--- Start of STORED DATA ---

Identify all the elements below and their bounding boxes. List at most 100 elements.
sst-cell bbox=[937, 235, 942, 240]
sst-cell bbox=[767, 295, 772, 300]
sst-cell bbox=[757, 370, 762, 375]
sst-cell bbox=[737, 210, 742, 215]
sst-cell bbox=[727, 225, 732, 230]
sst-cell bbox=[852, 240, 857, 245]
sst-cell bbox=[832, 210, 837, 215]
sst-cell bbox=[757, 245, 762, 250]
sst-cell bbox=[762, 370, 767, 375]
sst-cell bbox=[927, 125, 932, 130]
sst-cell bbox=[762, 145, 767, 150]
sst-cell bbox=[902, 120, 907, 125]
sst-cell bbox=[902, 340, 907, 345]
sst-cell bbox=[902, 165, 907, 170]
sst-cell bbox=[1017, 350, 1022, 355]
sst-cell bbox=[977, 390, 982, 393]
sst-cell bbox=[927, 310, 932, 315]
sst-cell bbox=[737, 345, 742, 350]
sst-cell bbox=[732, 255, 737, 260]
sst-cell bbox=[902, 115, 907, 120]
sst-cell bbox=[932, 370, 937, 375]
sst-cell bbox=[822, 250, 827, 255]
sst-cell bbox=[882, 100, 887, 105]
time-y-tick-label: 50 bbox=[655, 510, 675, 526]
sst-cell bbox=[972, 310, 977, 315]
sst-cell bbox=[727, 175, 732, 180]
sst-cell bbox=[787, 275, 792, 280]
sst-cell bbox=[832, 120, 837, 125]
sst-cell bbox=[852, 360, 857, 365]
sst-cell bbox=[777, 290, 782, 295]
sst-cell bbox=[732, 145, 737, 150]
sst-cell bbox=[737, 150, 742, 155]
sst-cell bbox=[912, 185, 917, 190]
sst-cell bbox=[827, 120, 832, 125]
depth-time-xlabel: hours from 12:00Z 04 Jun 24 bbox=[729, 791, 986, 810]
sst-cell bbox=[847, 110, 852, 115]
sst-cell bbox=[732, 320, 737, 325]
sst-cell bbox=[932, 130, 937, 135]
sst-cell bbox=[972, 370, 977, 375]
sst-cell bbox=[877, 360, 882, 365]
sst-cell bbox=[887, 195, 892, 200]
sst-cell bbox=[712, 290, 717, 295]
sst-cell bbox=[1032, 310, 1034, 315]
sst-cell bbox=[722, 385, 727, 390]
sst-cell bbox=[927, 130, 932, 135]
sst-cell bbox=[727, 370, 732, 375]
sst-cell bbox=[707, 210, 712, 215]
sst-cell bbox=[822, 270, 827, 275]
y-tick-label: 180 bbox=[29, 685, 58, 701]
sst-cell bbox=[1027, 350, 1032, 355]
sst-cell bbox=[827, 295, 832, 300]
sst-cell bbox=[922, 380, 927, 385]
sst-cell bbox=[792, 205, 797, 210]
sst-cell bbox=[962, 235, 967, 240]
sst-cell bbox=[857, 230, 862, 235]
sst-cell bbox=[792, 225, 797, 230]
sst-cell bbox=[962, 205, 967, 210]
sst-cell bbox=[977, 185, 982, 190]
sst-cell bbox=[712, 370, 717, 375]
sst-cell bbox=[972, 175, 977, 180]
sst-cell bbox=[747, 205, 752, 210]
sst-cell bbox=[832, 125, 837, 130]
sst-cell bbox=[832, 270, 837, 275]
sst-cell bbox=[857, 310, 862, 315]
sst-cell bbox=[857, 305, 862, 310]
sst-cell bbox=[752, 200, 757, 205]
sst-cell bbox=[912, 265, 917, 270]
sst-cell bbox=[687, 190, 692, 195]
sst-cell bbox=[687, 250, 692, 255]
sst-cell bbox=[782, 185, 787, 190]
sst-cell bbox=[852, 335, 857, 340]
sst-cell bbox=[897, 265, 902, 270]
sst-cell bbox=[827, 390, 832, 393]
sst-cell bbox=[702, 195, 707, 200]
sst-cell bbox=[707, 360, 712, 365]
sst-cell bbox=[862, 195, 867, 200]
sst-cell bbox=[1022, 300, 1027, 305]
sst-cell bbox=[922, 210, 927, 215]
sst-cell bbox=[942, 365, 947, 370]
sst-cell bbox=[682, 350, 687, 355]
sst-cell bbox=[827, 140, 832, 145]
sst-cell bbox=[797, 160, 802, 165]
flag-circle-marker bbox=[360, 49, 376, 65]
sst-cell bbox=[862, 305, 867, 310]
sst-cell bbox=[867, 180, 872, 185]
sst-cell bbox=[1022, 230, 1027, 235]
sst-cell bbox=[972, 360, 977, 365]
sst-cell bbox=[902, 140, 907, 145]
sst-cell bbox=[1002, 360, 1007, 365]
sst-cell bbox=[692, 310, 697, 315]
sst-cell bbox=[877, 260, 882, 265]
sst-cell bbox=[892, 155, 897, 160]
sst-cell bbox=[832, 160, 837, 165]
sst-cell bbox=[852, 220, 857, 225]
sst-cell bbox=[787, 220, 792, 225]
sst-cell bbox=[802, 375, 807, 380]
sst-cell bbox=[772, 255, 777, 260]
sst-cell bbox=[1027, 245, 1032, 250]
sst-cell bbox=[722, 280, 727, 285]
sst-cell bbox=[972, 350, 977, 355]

--- End of STORED DATA ---

> _TASK TO CARRY OUT_: Turn the lines above into a numbered list, leaving out any blank lines.

> _TASK SOLUTION_:
1. Identify all the elements below and their bounding boxes. List at most 100 elements.
2. sst-cell bbox=[937, 235, 942, 240]
3. sst-cell bbox=[767, 295, 772, 300]
4. sst-cell bbox=[757, 370, 762, 375]
5. sst-cell bbox=[737, 210, 742, 215]
6. sst-cell bbox=[727, 225, 732, 230]
7. sst-cell bbox=[852, 240, 857, 245]
8. sst-cell bbox=[832, 210, 837, 215]
9. sst-cell bbox=[757, 245, 762, 250]
10. sst-cell bbox=[762, 370, 767, 375]
11. sst-cell bbox=[927, 125, 932, 130]
12. sst-cell bbox=[762, 145, 767, 150]
13. sst-cell bbox=[902, 120, 907, 125]
14. sst-cell bbox=[902, 340, 907, 345]
15. sst-cell bbox=[902, 165, 907, 170]
16. sst-cell bbox=[1017, 350, 1022, 355]
17. sst-cell bbox=[977, 390, 982, 393]
18. sst-cell bbox=[927, 310, 932, 315]
19. sst-cell bbox=[737, 345, 742, 350]
20. sst-cell bbox=[732, 255, 737, 260]
21. sst-cell bbox=[902, 115, 907, 120]
22. sst-cell bbox=[932, 370, 937, 375]
23. sst-cell bbox=[822, 250, 827, 255]
24. sst-cell bbox=[882, 100, 887, 105]
25. time-y-tick-label: 50 bbox=[655, 510, 675, 526]
26. sst-cell bbox=[972, 310, 977, 315]
27. sst-cell bbox=[727, 175, 732, 180]
28. sst-cell bbox=[787, 275, 792, 280]
29. sst-cell bbox=[832, 120, 837, 125]
30. sst-cell bbox=[852, 360, 857, 365]
31. sst-cell bbox=[777, 290, 782, 295]
32. sst-cell bbox=[732, 145, 737, 150]
33. sst-cell bbox=[737, 150, 742, 155]
34. sst-cell bbox=[912, 185, 917, 190]
35. sst-cell bbox=[827, 120, 832, 125]
36. depth-time-xlabel: hours from 12:00Z 04 Jun 24 bbox=[729, 791, 986, 810]
37. sst-cell bbox=[847, 110, 852, 115]
38. sst-cell bbox=[732, 320, 737, 325]
39. sst-cell bbox=[932, 130, 937, 135]
40. sst-cell bbox=[972, 370, 977, 375]
41. sst-cell bbox=[877, 360, 882, 365]
42. sst-cell bbox=[887, 195, 892, 200]
43. sst-cell bbox=[712, 290, 717, 295]
44. sst-cell bbox=[1032, 310, 1034, 315]
45. sst-cell bbox=[722, 385, 727, 390]
46. sst-cell bbox=[927, 130, 932, 135]
47. sst-cell bbox=[727, 370, 732, 375]
48. sst-cell bbox=[707, 210, 712, 215]
49. sst-cell bbox=[822, 270, 827, 275]
50. y-tick-label: 180 bbox=[29, 685, 58, 701]
51. sst-cell bbox=[1027, 350, 1032, 355]
52. sst-cell bbox=[827, 295, 832, 300]
53. sst-cell bbox=[922, 380, 927, 385]
54. sst-cell bbox=[792, 205, 797, 210]
55. sst-cell bbox=[962, 235, 967, 240]
56. sst-cell bbox=[857, 230, 862, 235]
57. sst-cell bbox=[792, 225, 797, 230]
58. sst-cell bbox=[962, 205, 967, 210]
59. sst-cell bbox=[977, 185, 982, 190]
60. sst-cell bbox=[712, 370, 717, 375]
61. sst-cell bbox=[972, 175, 977, 180]
62. sst-cell bbox=[747, 205, 752, 210]
63. sst-cell bbox=[832, 125, 837, 130]
64. sst-cell bbox=[832, 270, 837, 275]
65. sst-cell bbox=[857, 310, 862, 315]
66. sst-cell bbox=[857, 305, 862, 310]
67. sst-cell bbox=[752, 200, 757, 205]
68. sst-cell bbox=[912, 265, 917, 270]
69. sst-cell bbox=[687, 190, 692, 195]
70. sst-cell bbox=[687, 250, 692, 255]
71. sst-cell bbox=[782, 185, 787, 190]
72. sst-cell bbox=[852, 335, 857, 340]
73. sst-cell bbox=[897, 265, 902, 270]
74. sst-cell bbox=[827, 390, 832, 393]
75. sst-cell bbox=[702, 195, 707, 200]
76. sst-cell bbox=[707, 360, 712, 365]
77. sst-cell bbox=[862, 195, 867, 200]
78. sst-cell bbox=[1022, 300, 1027, 305]
79. sst-cell bbox=[922, 210, 927, 215]
80. sst-cell bbox=[942, 365, 947, 370]
81. sst-cell bbox=[682, 350, 687, 355]
82. sst-cell bbox=[827, 140, 832, 145]
83. sst-cell bbox=[797, 160, 802, 165]
84. flag-circle-marker bbox=[360, 49, 376, 65]
85. sst-cell bbox=[862, 305, 867, 310]
86. sst-cell bbox=[867, 180, 872, 185]
87. sst-cell bbox=[1022, 230, 1027, 235]
88. sst-cell bbox=[972, 360, 977, 365]
89. sst-cell bbox=[902, 140, 907, 145]
90. sst-cell bbox=[1002, 360, 1007, 365]
91. sst-cell bbox=[692, 310, 697, 315]
92. sst-cell bbox=[877, 260, 882, 265]
93. sst-cell bbox=[892, 155, 897, 160]
94. sst-cell bbox=[832, 160, 837, 165]
95. sst-cell bbox=[852, 220, 857, 225]
96. sst-cell bbox=[787, 220, 792, 225]
97. sst-cell bbox=[802, 375, 807, 380]
98. sst-cell bbox=[772, 255, 777, 260]
99. sst-cell bbox=[1027, 245, 1032, 250]
100. sst-cell bbox=[722, 280, 727, 285]
101. sst-cell bbox=[972, 350, 977, 355]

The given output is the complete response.